+++ EXTRACTED INFORMATION

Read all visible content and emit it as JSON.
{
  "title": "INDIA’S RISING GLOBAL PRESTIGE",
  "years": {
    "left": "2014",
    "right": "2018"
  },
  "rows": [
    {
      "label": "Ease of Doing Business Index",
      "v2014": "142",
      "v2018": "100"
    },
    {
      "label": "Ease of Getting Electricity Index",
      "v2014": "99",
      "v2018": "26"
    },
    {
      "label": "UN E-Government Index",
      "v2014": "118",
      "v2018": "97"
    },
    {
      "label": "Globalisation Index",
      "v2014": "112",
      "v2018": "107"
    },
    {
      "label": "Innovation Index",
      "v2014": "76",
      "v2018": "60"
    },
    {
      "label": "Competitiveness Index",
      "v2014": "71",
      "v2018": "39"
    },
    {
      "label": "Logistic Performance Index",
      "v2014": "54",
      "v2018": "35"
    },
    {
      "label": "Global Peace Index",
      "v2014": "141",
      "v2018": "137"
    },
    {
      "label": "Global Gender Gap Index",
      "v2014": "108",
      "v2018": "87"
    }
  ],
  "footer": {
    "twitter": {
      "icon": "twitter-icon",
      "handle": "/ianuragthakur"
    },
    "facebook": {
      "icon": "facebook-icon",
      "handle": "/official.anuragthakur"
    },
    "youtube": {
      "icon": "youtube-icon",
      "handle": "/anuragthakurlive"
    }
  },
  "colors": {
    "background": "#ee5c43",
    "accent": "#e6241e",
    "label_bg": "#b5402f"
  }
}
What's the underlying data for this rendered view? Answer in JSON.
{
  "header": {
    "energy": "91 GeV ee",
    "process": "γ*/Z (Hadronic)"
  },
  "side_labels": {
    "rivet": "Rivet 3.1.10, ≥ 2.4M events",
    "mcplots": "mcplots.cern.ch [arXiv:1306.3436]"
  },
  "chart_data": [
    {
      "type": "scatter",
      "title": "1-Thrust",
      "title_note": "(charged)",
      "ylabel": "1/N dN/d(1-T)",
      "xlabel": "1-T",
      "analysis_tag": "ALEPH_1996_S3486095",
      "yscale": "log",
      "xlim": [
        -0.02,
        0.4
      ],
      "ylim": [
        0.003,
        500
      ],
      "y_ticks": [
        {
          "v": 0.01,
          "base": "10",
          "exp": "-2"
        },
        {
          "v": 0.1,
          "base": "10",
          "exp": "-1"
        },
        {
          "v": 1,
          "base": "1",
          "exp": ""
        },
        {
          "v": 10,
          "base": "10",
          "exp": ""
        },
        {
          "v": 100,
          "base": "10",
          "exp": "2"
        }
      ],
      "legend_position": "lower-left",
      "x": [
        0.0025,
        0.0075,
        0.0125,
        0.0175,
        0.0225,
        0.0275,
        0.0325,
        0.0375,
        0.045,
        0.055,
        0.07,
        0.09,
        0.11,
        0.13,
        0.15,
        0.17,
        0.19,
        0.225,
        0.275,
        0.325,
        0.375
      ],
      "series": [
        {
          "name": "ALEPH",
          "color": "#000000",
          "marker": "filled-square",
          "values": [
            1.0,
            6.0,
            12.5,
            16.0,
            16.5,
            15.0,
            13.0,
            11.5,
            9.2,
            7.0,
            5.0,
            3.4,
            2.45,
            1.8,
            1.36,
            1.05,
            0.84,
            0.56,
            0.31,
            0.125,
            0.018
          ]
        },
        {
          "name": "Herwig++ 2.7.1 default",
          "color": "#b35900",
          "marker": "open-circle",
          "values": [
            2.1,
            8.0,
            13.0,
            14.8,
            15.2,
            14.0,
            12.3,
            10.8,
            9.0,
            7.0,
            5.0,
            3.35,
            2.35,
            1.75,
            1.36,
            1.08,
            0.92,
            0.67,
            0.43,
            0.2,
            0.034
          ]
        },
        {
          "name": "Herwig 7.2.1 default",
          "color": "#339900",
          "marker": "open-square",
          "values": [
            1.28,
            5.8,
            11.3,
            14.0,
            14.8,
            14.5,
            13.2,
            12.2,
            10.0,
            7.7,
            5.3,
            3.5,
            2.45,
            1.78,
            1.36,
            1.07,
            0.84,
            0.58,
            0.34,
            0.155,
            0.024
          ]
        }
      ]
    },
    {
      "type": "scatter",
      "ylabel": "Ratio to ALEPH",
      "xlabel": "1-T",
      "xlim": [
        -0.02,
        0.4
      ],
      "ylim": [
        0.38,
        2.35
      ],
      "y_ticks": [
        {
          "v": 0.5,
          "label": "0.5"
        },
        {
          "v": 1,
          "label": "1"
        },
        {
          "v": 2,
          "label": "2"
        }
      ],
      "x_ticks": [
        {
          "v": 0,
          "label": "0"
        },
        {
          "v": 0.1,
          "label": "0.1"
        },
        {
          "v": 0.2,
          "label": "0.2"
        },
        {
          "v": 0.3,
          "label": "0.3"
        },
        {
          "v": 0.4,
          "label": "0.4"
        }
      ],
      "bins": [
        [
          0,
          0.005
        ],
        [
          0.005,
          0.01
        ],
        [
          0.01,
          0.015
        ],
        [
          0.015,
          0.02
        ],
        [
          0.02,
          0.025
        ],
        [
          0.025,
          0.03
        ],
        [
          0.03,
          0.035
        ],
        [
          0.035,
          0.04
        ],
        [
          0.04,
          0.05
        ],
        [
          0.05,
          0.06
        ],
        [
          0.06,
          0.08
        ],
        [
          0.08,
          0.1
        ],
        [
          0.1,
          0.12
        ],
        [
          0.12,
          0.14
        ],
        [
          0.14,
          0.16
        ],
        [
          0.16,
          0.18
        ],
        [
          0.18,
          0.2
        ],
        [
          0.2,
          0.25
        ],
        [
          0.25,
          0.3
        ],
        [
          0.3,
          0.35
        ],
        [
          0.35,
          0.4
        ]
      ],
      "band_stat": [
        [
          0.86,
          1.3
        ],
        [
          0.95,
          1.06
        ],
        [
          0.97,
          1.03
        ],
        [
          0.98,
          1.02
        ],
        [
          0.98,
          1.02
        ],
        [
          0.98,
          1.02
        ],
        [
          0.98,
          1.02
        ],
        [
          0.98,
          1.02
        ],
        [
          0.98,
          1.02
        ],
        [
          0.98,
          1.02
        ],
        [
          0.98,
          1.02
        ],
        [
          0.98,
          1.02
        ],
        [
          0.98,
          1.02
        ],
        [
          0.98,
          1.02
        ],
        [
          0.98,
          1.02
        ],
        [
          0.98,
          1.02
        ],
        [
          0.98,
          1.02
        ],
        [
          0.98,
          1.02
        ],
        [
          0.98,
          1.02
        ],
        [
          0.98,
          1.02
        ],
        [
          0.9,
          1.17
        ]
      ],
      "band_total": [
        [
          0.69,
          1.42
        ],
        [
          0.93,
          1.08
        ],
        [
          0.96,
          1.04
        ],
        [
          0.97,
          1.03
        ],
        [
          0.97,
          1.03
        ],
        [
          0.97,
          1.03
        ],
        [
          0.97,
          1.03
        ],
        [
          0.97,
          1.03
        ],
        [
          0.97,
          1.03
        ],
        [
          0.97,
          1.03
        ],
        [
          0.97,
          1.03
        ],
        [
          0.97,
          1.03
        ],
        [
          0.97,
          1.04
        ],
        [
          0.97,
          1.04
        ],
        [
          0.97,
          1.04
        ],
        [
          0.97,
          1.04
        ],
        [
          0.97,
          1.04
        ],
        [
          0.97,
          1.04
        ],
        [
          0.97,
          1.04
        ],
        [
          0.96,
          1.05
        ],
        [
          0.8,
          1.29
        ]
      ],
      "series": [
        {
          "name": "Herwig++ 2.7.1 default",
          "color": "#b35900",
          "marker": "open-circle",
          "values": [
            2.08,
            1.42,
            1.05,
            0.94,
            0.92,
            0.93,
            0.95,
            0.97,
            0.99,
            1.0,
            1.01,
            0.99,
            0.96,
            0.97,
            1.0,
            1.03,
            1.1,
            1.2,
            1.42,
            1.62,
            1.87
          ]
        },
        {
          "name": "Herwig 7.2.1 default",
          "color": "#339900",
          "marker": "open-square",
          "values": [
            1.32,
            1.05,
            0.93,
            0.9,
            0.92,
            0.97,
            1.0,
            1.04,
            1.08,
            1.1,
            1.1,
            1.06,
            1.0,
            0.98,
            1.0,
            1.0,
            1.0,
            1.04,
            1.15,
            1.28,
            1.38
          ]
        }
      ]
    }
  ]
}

++++++

How many lines in the listing above contain "JSON"? Answer with the number alone.

2